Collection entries
----

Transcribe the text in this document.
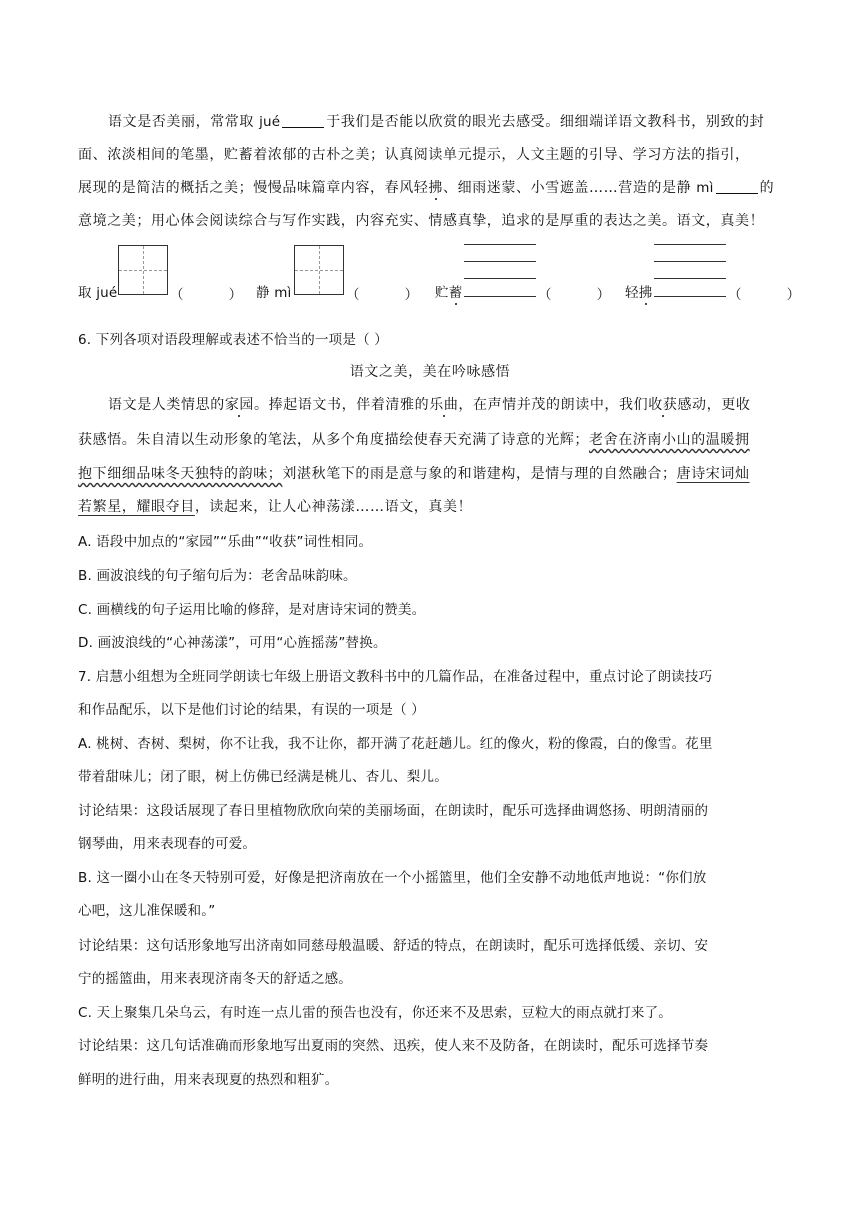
语文是否美丽，常常取 jué	于我们是否能以欣赏的眼光去感受。细细端详语文教科书，别致的封
面、浓淡相间的笔墨，贮蓄着浓郁的古朴之美；认真阅读单元提示，人文主题的引导、学习方法的指引，
展现的是简洁的概括之美；慢慢品味篇章内容，春风轻拂、细雨迷蒙、小雪遮盖……营造的是静 mì	的
意境之美；用心体会阅读综合与写作实践，内容充实、情感真挚，追求的是厚重的表达之美。语文，真美！
取 jué	（          ） 静 mì	（          ） 贮蓄	（          ） 轻拂	（          ）
6. 下列各项对语段理解或表述不恰当的一项是（ ）
语文之美，美在吟咏感悟
语文是人类情思的家园。捧起语文书，伴着清雅的乐曲，在声情并茂的朗读中，我们收获感动，更收
获感悟。朱自清以生动形象的笔法，从多个角度描绘使春天充满了诗意的光辉；老舍在济南小山的温暖拥
抱下细细品味冬天独特的韵味；刘湛秋笔下的雨是意与象的和谐建构，是情与理的自然融合；唐诗宋词灿
若繁星，耀眼夺目，读起来，让人心神荡漾……语文，真美！
A. 语段中加点的“家园”“乐曲”“收获”词性相同。
B. 画波浪线的句子缩句后为：老舍品味韵味。
C. 画横线的句子运用比喻的修辞，是对唐诗宋词的赞美。
D. 画波浪线的“心神荡漾”，可用“心旌摇荡”替换。
7. 启慧小组想为全班同学朗读七年级上册语文教科书中的几篇作品，在准备过程中，重点讨论了朗读技巧
和作品配乐，以下是他们讨论的结果，有误的一项是（ ）
A. 桃树、杏树、梨树，你不让我，我不让你，都开满了花赶趟儿。红的像火，粉的像霞，白的像雪。花里
带着甜味儿；闭了眼，树上仿佛已经满是桃儿、杏儿、梨儿。
讨论结果：这段话展现了春日里植物欣欣向荣的美丽场面，在朗读时，配乐可选择曲调悠扬、明朗清丽的
钢琴曲，用来表现春的可爱。
B. 这一圈小山在冬天特别可爱，好像是把济南放在一个小摇篮里，他们全安静不动地低声地说：“你们放
心吧，这儿准保暖和。”
讨论结果：这句话形象地写出济南如同慈母般温暖、舒适的特点，在朗读时，配乐可选择低缓、亲切、安
宁的摇篮曲，用来表现济南冬天的舒适之感。
C. 天上聚集几朵乌云，有时连一点儿雷的预告也没有，你还来不及思索，豆粒大的雨点就打来了。
讨论结果：这几句话准确而形象地写出夏雨的突然、迅疾，使人来不及防备，在朗读时，配乐可选择节奏
鲜明的进行曲，用来表现夏的热烈和粗犷。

----

PROMPT ▸ Copy the records word for word, leaving no picture in the copy.

ANSWER TO THIS EXERCISE ▸
Transcribe the text in this document.
语文是否美丽，常常取 jué	于我们是否能以欣赏的眼光去感受。细细端详语文教科书，别致的封
面、浓淡相间的笔墨，贮蓄着浓郁的古朴之美；认真阅读单元提示，人文主题的引导、学习方法的指引，
展现的是简洁的概括之美；慢慢品味篇章内容，春风轻拂、细雨迷蒙、小雪遮盖……营造的是静 mì	的
意境之美；用心体会阅读综合与写作实践，内容充实、情感真挚，追求的是厚重的表达之美。语文，真美！
取 jué	（          ） 静 mì	（          ） 贮蓄	（          ） 轻拂	（          ）
6. 下列各项对语段理解或表述不恰当的一项是（ ）
语文之美，美在吟咏感悟
语文是人类情思的家园。捧起语文书，伴着清雅的乐曲，在声情并茂的朗读中，我们收获感动，更收
获感悟。朱自清以生动形象的笔法，从多个角度描绘使春天充满了诗意的光辉；老舍在济南小山的温暖拥
抱下细细品味冬天独特的韵味；刘湛秋笔下的雨是意与象的和谐建构，是情与理的自然融合；唐诗宋词灿
若繁星，耀眼夺目，读起来，让人心神荡漾……语文，真美！
A. 语段中加点的“家园”“乐曲”“收获”词性相同。
B. 画波浪线的句子缩句后为：老舍品味韵味。
C. 画横线的句子运用比喻的修辞，是对唐诗宋词的赞美。
D. 画波浪线的“心神荡漾”，可用“心旌摇荡”替换。
7. 启慧小组想为全班同学朗读七年级上册语文教科书中的几篇作品，在准备过程中，重点讨论了朗读技巧
和作品配乐，以下是他们讨论的结果，有误的一项是（ ）
A. 桃树、杏树、梨树，你不让我，我不让你，都开满了花赶趟儿。红的像火，粉的像霞，白的像雪。花里
带着甜味儿；闭了眼，树上仿佛已经满是桃儿、杏儿、梨儿。
讨论结果：这段话展现了春日里植物欣欣向荣的美丽场面，在朗读时，配乐可选择曲调悠扬、明朗清丽的
钢琴曲，用来表现春的可爱。
B. 这一圈小山在冬天特别可爱，好像是把济南放在一个小摇篮里，他们全安静不动地低声地说：“你们放
心吧，这儿准保暖和。”
讨论结果：这句话形象地写出济南如同慈母般温暖、舒适的特点，在朗读时，配乐可选择低缓、亲切、安
宁的摇篮曲，用来表现济南冬天的舒适之感。
C. 天上聚集几朵乌云，有时连一点儿雷的预告也没有，你还来不及思索，豆粒大的雨点就打来了。
讨论结果：这几句话准确而形象地写出夏雨的突然、迅疾，使人来不及防备，在朗读时，配乐可选择节奏
鲜明的进行曲，用来表现夏的热烈和粗犷。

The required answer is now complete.